• _WORK INSTRUCTIONS_
Repeat the records below exactly, leaving out any pictures.

• _GIVEN ENTRIES_

** BEGIN **

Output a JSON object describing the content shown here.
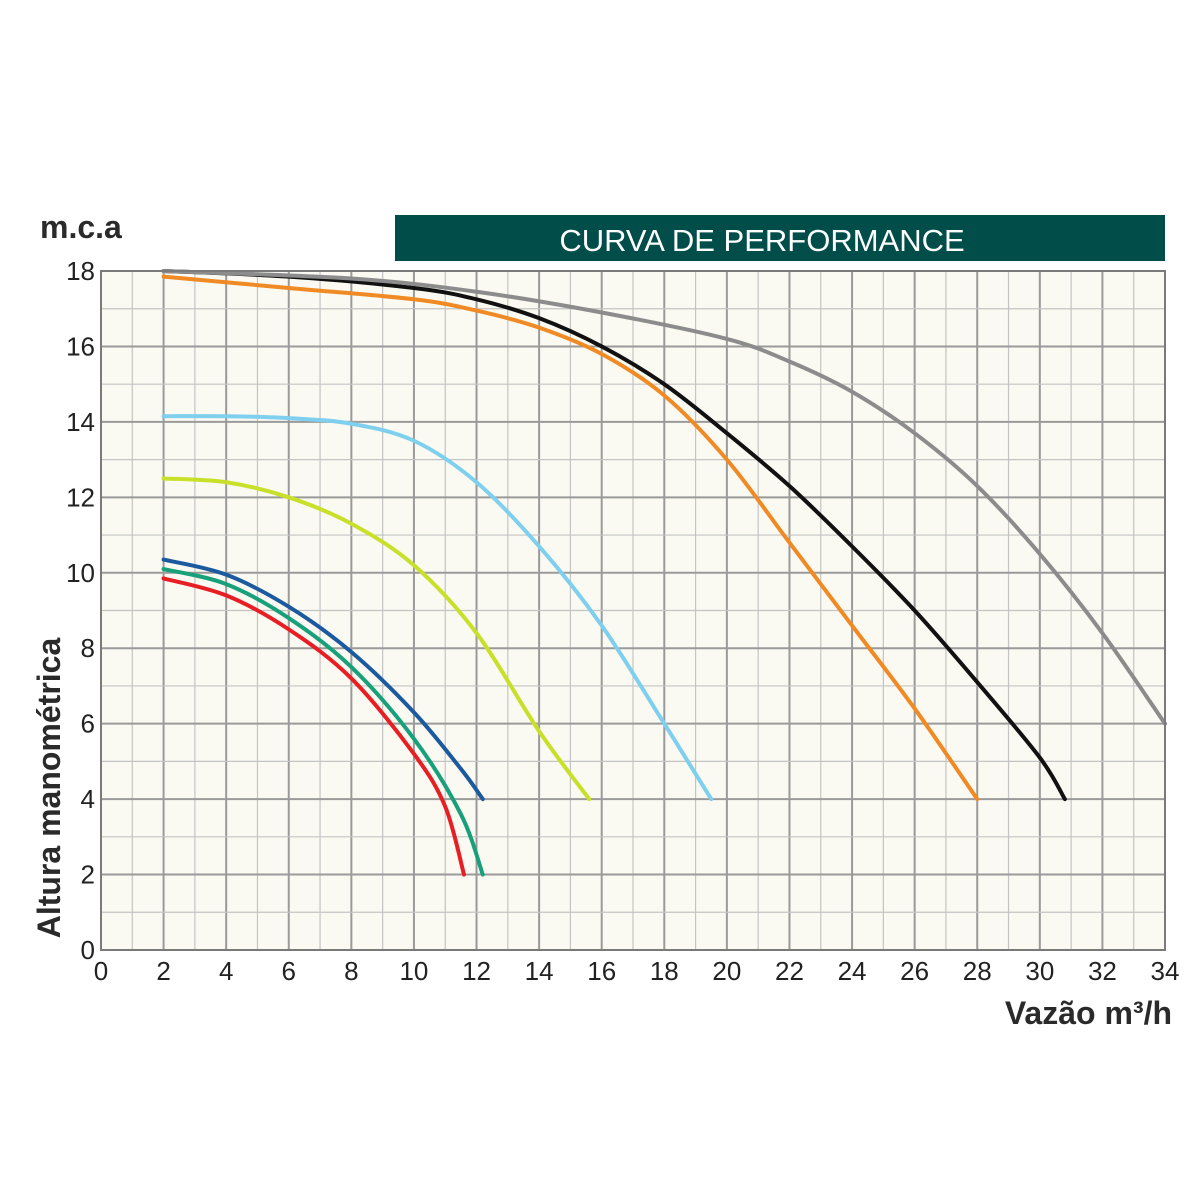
{
  "chart_data": {
    "type": "line",
    "title": "CURVA DE PERFORMANCE",
    "xlabel": "Vazão m³/h",
    "ylabel": "Altura manométrica",
    "y_unit": "m.c.a",
    "xlim": [
      0,
      34
    ],
    "ylim": [
      0,
      18
    ],
    "x_ticks": [
      "0",
      "2",
      "4",
      "6",
      "8",
      "10",
      "12",
      "14",
      "16",
      "18",
      "20",
      "22",
      "24",
      "26",
      "28",
      "30",
      "32",
      "34"
    ],
    "y_ticks": [
      "0",
      "2",
      "4",
      "6",
      "8",
      "10",
      "12",
      "14",
      "16",
      "18"
    ],
    "grid": true,
    "colors": {
      "title_bar": "#004d4a",
      "grid_major": "#9a9a9a",
      "grid_minor": "#c4c4c4",
      "plot_bg": "#fafaf2"
    },
    "series": [
      {
        "color": "#e81e25",
        "points": [
          [
            2,
            9.85
          ],
          [
            4,
            9.4
          ],
          [
            6,
            8.5
          ],
          [
            8,
            7.2
          ],
          [
            10,
            5.2
          ],
          [
            11,
            3.8
          ],
          [
            11.6,
            2.0
          ]
        ]
      },
      {
        "color": "#17a07a",
        "points": [
          [
            2,
            10.1
          ],
          [
            4,
            9.7
          ],
          [
            6,
            8.8
          ],
          [
            8,
            7.5
          ],
          [
            10,
            5.6
          ],
          [
            11.5,
            3.6
          ],
          [
            12.2,
            2.0
          ]
        ]
      },
      {
        "color": "#1c5aa0",
        "points": [
          [
            2,
            10.35
          ],
          [
            4,
            9.95
          ],
          [
            6,
            9.1
          ],
          [
            8,
            7.9
          ],
          [
            10,
            6.3
          ],
          [
            11.5,
            4.8
          ],
          [
            12.2,
            4.0
          ]
        ]
      },
      {
        "color": "#c8e02a",
        "points": [
          [
            2,
            12.5
          ],
          [
            4,
            12.4
          ],
          [
            6,
            12.0
          ],
          [
            8,
            11.3
          ],
          [
            10,
            10.2
          ],
          [
            12,
            8.4
          ],
          [
            14,
            5.8
          ],
          [
            15.6,
            4.0
          ]
        ]
      },
      {
        "color": "#7fcfee",
        "points": [
          [
            2,
            14.15
          ],
          [
            4,
            14.15
          ],
          [
            6,
            14.1
          ],
          [
            8,
            13.95
          ],
          [
            10,
            13.5
          ],
          [
            12,
            12.4
          ],
          [
            14,
            10.7
          ],
          [
            16,
            8.6
          ],
          [
            18,
            6.0
          ],
          [
            19.5,
            4.0
          ]
        ]
      },
      {
        "color": "#f08a24",
        "points": [
          [
            2,
            17.85
          ],
          [
            6,
            17.55
          ],
          [
            10,
            17.25
          ],
          [
            12,
            16.95
          ],
          [
            14,
            16.5
          ],
          [
            16,
            15.8
          ],
          [
            18,
            14.7
          ],
          [
            20,
            13.0
          ],
          [
            22,
            10.8
          ],
          [
            24,
            8.6
          ],
          [
            26,
            6.4
          ],
          [
            28.0,
            4.0
          ]
        ]
      },
      {
        "color": "#111111",
        "points": [
          [
            2,
            18.0
          ],
          [
            6,
            17.85
          ],
          [
            10,
            17.55
          ],
          [
            12,
            17.25
          ],
          [
            14,
            16.75
          ],
          [
            16,
            16.0
          ],
          [
            18,
            15.0
          ],
          [
            20,
            13.7
          ],
          [
            22,
            12.3
          ],
          [
            24,
            10.7
          ],
          [
            26,
            9.0
          ],
          [
            28,
            7.1
          ],
          [
            30,
            5.1
          ],
          [
            30.8,
            4.0
          ]
        ]
      },
      {
        "color": "#8c8c8c",
        "points": [
          [
            2,
            18.0
          ],
          [
            8,
            17.8
          ],
          [
            12,
            17.45
          ],
          [
            16,
            16.9
          ],
          [
            20,
            16.2
          ],
          [
            22,
            15.6
          ],
          [
            24,
            14.8
          ],
          [
            26,
            13.7
          ],
          [
            28,
            12.3
          ],
          [
            30,
            10.5
          ],
          [
            32,
            8.4
          ],
          [
            34,
            6.0
          ]
        ]
      }
    ]
  }
}
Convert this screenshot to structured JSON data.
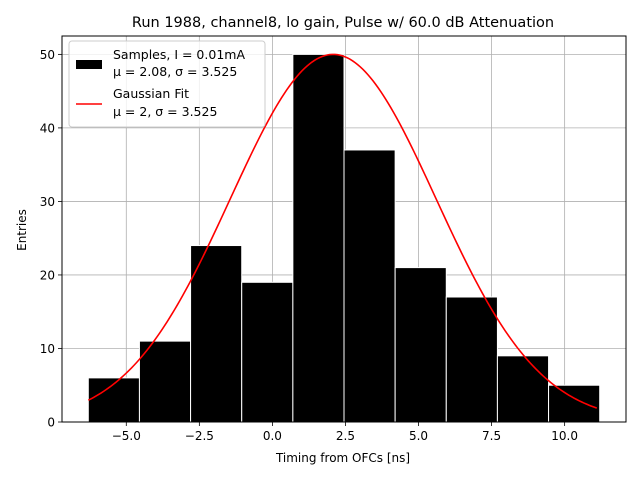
{
  "chart_data": {
    "type": "bar",
    "title": "Run 1988, channel8, lo gain, Pulse w/ 60.0 dB Attenuation",
    "xlabel": "Timing from OFCs [ns]",
    "ylabel": "Entries",
    "xlim": [
      -7.2,
      12.1
    ],
    "ylim": [
      0,
      52.5
    ],
    "grid": true,
    "legend_position": "top-left",
    "x_ticks": [
      -5.0,
      -2.5,
      0.0,
      2.5,
      5.0,
      7.5,
      10.0
    ],
    "x_tick_labels": [
      "−5.0",
      "−2.5",
      "0.0",
      "2.5",
      "5.0",
      "7.5",
      "10.0"
    ],
    "y_ticks": [
      0,
      10,
      20,
      30,
      40,
      50
    ],
    "y_tick_labels": [
      "0",
      "10",
      "20",
      "30",
      "40",
      "50"
    ],
    "histogram": {
      "name": "Samples",
      "color": "#000000",
      "edge_color": "#ffffff",
      "bin_edges": [
        -6.3,
        -4.55,
        -2.8,
        -1.05,
        0.7,
        2.45,
        4.2,
        5.95,
        7.7,
        9.45,
        11.2
      ],
      "counts": [
        6,
        11,
        24,
        19,
        50,
        37,
        21,
        17,
        9,
        5
      ]
    },
    "fit": {
      "name": "Gaussian Fit",
      "color": "#ff0000",
      "amplitude": 50,
      "mean": 2.08,
      "sigma": 3.525,
      "x_range": [
        -6.3,
        11.1
      ]
    },
    "legend": [
      {
        "key": "samples",
        "line1": "Samples, I = 0.01mA",
        "line2": "μ = 2.08, σ = 3.525"
      },
      {
        "key": "fit",
        "line1": "Gaussian Fit",
        "line2": "μ = 2, σ = 3.525"
      }
    ]
  }
}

** END **

• _WRITTEN REPLY_
Output a JSON object describing the content shown here.
{
  "chart_data": {
    "type": "line",
    "title": "CURVA DE PERFORMANCE",
    "xlabel": "Vazão m³/h",
    "ylabel": "Altura manométrica",
    "y_unit": "m.c.a",
    "xlim": [
      0,
      34
    ],
    "ylim": [
      0,
      18
    ],
    "x_ticks": [
      "0",
      "2",
      "4",
      "6",
      "8",
      "10",
      "12",
      "14",
      "16",
      "18",
      "20",
      "22",
      "24",
      "26",
      "28",
      "30",
      "32",
      "34"
    ],
    "y_ticks": [
      "0",
      "2",
      "4",
      "6",
      "8",
      "10",
      "12",
      "14",
      "16",
      "18"
    ],
    "grid": true,
    "colors": {
      "title_bar": "#004d4a",
      "grid_major": "#9a9a9a",
      "grid_minor": "#c4c4c4",
      "plot_bg": "#fafaf2"
    },
    "series": [
      {
        "color": "#e81e25",
        "points": [
          [
            2,
            9.85
          ],
          [
            4,
            9.4
          ],
          [
            6,
            8.5
          ],
          [
            8,
            7.2
          ],
          [
            10,
            5.2
          ],
          [
            11,
            3.8
          ],
          [
            11.6,
            2.0
          ]
        ]
      },
      {
        "color": "#17a07a",
        "points": [
          [
            2,
            10.1
          ],
          [
            4,
            9.7
          ],
          [
            6,
            8.8
          ],
          [
            8,
            7.5
          ],
          [
            10,
            5.6
          ],
          [
            11.5,
            3.6
          ],
          [
            12.2,
            2.0
          ]
        ]
      },
      {
        "color": "#1c5aa0",
        "points": [
          [
            2,
            10.35
          ],
          [
            4,
            9.95
          ],
          [
            6,
            9.1
          ],
          [
            8,
            7.9
          ],
          [
            10,
            6.3
          ],
          [
            11.5,
            4.8
          ],
          [
            12.2,
            4.0
          ]
        ]
      },
      {
        "color": "#c8e02a",
        "points": [
          [
            2,
            12.5
          ],
          [
            4,
            12.4
          ],
          [
            6,
            12.0
          ],
          [
            8,
            11.3
          ],
          [
            10,
            10.2
          ],
          [
            12,
            8.4
          ],
          [
            14,
            5.8
          ],
          [
            15.6,
            4.0
          ]
        ]
      },
      {
        "color": "#7fcfee",
        "points": [
          [
            2,
            14.15
          ],
          [
            4,
            14.15
          ],
          [
            6,
            14.1
          ],
          [
            8,
            13.95
          ],
          [
            10,
            13.5
          ],
          [
            12,
            12.4
          ],
          [
            14,
            10.7
          ],
          [
            16,
            8.6
          ],
          [
            18,
            6.0
          ],
          [
            19.5,
            4.0
          ]
        ]
      },
      {
        "color": "#f08a24",
        "points": [
          [
            2,
            17.85
          ],
          [
            6,
            17.55
          ],
          [
            10,
            17.25
          ],
          [
            12,
            16.95
          ],
          [
            14,
            16.5
          ],
          [
            16,
            15.8
          ],
          [
            18,
            14.7
          ],
          [
            20,
            13.0
          ],
          [
            22,
            10.8
          ],
          [
            24,
            8.6
          ],
          [
            26,
            6.4
          ],
          [
            28.0,
            4.0
          ]
        ]
      },
      {
        "color": "#111111",
        "points": [
          [
            2,
            18.0
          ],
          [
            6,
            17.85
          ],
          [
            10,
            17.55
          ],
          [
            12,
            17.25
          ],
          [
            14,
            16.75
          ],
          [
            16,
            16.0
          ],
          [
            18,
            15.0
          ],
          [
            20,
            13.7
          ],
          [
            22,
            12.3
          ],
          [
            24,
            10.7
          ],
          [
            26,
            9.0
          ],
          [
            28,
            7.1
          ],
          [
            30,
            5.1
          ],
          [
            30.8,
            4.0
          ]
        ]
      },
      {
        "color": "#8c8c8c",
        "points": [
          [
            2,
            18.0
          ],
          [
            8,
            17.8
          ],
          [
            12,
            17.45
          ],
          [
            16,
            16.9
          ],
          [
            20,
            16.2
          ],
          [
            22,
            15.6
          ],
          [
            24,
            14.8
          ],
          [
            26,
            13.7
          ],
          [
            28,
            12.3
          ],
          [
            30,
            10.5
          ],
          [
            32,
            8.4
          ],
          [
            34,
            6.0
          ]
        ]
      }
    ]
  }
}
Convert this screenshot to structured JSON data.
{
  "chart_data": {
    "type": "bar",
    "title": "Run 1988, channel8, lo gain, Pulse w/ 60.0 dB Attenuation",
    "xlabel": "Timing from OFCs [ns]",
    "ylabel": "Entries",
    "xlim": [
      -7.2,
      12.1
    ],
    "ylim": [
      0,
      52.5
    ],
    "grid": true,
    "legend_position": "top-left",
    "x_ticks": [
      -5.0,
      -2.5,
      0.0,
      2.5,
      5.0,
      7.5,
      10.0
    ],
    "x_tick_labels": [
      "−5.0",
      "−2.5",
      "0.0",
      "2.5",
      "5.0",
      "7.5",
      "10.0"
    ],
    "y_ticks": [
      0,
      10,
      20,
      30,
      40,
      50
    ],
    "y_tick_labels": [
      "0",
      "10",
      "20",
      "30",
      "40",
      "50"
    ],
    "histogram": {
      "name": "Samples",
      "color": "#000000",
      "edge_color": "#ffffff",
      "bin_edges": [
        -6.3,
        -4.55,
        -2.8,
        -1.05,
        0.7,
        2.45,
        4.2,
        5.95,
        7.7,
        9.45,
        11.2
      ],
      "counts": [
        6,
        11,
        24,
        19,
        50,
        37,
        21,
        17,
        9,
        5
      ]
    },
    "fit": {
      "name": "Gaussian Fit",
      "color": "#ff0000",
      "amplitude": 50,
      "mean": 2.08,
      "sigma": 3.525,
      "x_range": [
        -6.3,
        11.1
      ]
    },
    "legend": [
      {
        "key": "samples",
        "line1": "Samples, I = 0.01mA",
        "line2": "μ = 2.08, σ = 3.525"
      },
      {
        "key": "fit",
        "line1": "Gaussian Fit",
        "line2": "μ = 2, σ = 3.525"
      }
    ]
  }
}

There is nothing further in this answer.